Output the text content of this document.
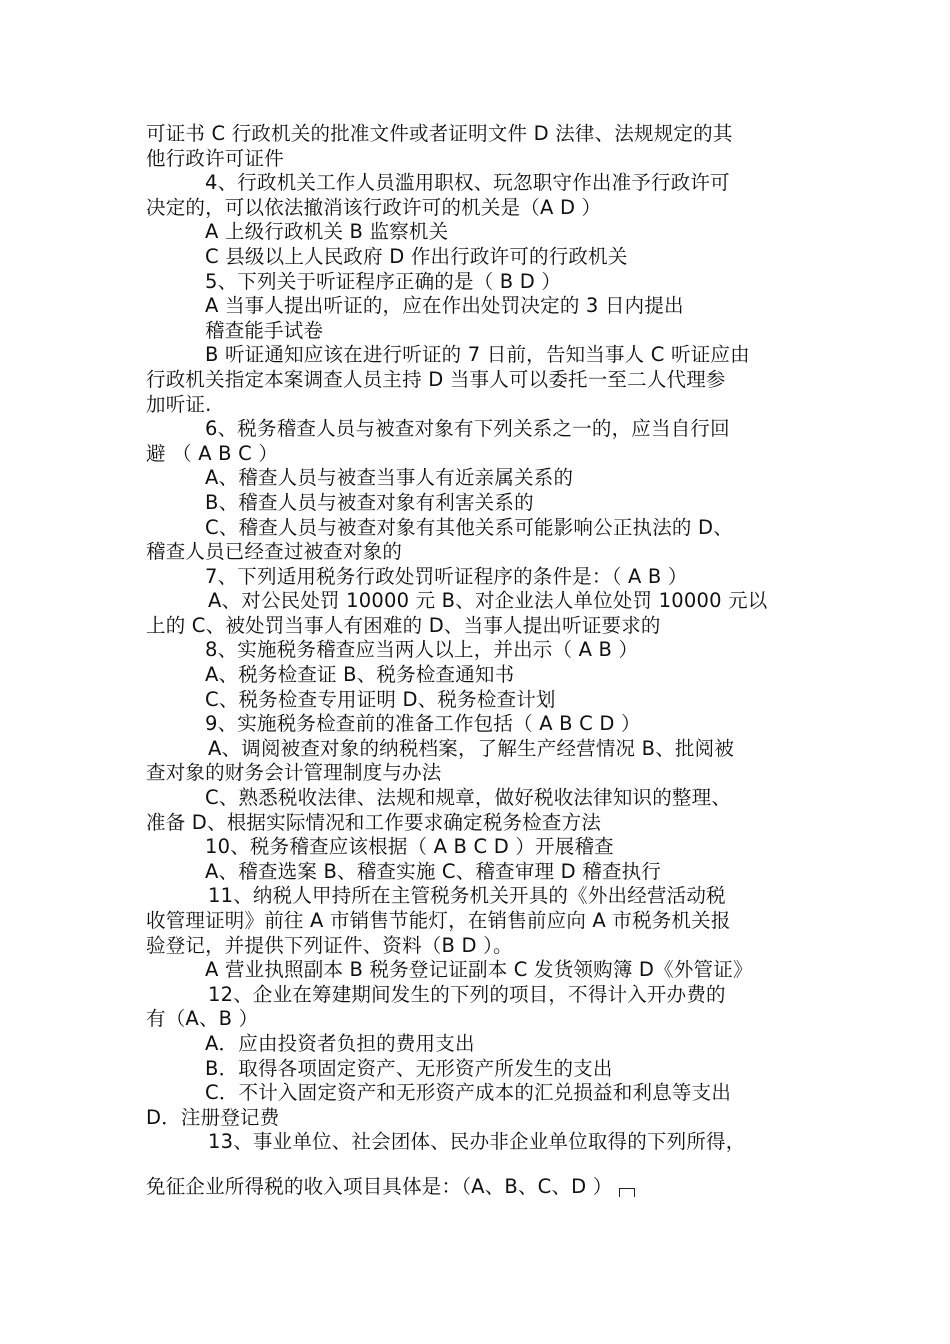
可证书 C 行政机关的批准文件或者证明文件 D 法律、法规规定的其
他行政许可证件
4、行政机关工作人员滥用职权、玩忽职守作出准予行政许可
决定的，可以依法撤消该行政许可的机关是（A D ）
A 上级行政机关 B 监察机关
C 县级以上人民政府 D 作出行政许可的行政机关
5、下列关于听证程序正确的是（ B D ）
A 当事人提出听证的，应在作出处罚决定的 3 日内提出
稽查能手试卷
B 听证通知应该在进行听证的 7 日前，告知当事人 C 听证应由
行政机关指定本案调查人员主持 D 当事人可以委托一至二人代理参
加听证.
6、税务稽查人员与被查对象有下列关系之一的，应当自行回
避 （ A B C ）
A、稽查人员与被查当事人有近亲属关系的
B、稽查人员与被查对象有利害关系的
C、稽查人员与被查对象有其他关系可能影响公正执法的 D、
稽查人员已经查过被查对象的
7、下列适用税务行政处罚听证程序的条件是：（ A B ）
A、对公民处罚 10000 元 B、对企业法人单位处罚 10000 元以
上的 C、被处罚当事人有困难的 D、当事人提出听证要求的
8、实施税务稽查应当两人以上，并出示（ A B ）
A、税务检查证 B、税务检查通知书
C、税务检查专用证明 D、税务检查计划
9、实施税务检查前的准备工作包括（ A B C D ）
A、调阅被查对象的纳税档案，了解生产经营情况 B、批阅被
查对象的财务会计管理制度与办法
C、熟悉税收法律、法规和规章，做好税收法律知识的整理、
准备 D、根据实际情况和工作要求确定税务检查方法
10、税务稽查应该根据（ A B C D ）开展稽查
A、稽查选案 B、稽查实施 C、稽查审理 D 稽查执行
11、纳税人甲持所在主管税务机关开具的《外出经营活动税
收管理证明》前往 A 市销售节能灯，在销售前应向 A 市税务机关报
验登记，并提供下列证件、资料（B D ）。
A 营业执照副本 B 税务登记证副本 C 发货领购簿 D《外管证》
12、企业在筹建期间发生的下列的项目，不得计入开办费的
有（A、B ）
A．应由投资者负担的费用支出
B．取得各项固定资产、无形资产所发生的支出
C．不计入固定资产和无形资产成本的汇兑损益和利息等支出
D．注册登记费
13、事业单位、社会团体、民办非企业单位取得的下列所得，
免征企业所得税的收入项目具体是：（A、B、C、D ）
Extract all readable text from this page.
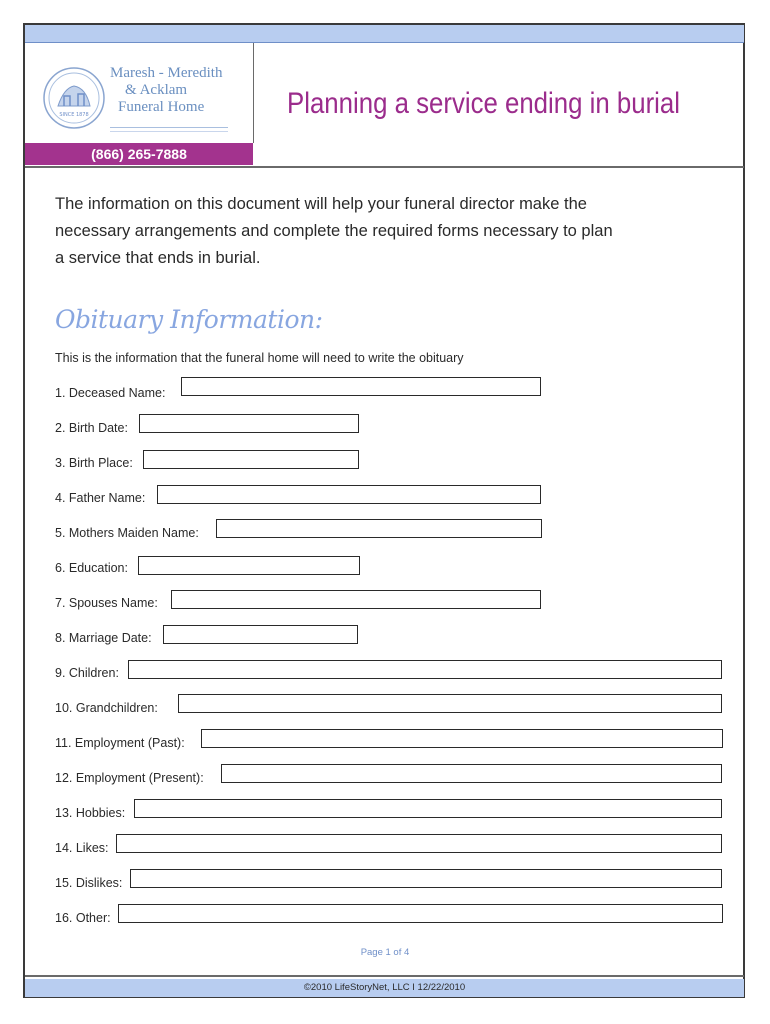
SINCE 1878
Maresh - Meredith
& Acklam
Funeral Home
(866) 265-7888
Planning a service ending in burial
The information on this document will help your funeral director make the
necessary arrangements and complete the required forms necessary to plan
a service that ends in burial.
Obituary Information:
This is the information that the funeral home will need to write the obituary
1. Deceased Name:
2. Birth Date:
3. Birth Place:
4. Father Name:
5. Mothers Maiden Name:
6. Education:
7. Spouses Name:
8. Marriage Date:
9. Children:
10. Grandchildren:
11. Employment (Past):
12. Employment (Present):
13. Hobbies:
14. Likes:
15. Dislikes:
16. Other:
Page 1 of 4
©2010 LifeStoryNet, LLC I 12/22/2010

+ + + +

Task:
Find all lines holding the string "document" and copy them.

Solution to the exercise:
Output the text content of this document.
The information on this document will help your funeral director make the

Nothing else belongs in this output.